Figure contents as structured data:
────────────────

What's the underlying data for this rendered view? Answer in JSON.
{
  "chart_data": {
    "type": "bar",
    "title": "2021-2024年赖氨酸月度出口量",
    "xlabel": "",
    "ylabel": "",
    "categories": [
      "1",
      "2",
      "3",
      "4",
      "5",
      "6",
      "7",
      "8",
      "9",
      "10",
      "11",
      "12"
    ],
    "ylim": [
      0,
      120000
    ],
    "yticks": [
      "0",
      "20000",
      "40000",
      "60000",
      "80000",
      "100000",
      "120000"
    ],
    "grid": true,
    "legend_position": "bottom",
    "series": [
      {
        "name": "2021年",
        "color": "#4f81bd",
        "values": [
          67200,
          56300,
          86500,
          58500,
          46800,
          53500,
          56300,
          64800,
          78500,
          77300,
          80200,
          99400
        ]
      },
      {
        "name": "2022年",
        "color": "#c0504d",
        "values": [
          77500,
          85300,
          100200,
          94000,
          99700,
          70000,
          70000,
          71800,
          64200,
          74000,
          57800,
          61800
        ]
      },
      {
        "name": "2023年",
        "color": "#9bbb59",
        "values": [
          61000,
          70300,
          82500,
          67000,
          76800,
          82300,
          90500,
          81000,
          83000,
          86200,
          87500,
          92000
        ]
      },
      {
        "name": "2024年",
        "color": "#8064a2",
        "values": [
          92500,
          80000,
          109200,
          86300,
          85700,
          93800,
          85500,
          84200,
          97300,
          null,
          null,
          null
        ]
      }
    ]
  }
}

────────────────

- _WHAT IS BEING ASKED_
Copy the lines from the entries above in which the word "color" appears.

- _COMPLETED EXERCISE_
        "color": "#4f81bd",
        "color": "#c0504d",
        "color": "#9bbb59",
        "color": "#8064a2",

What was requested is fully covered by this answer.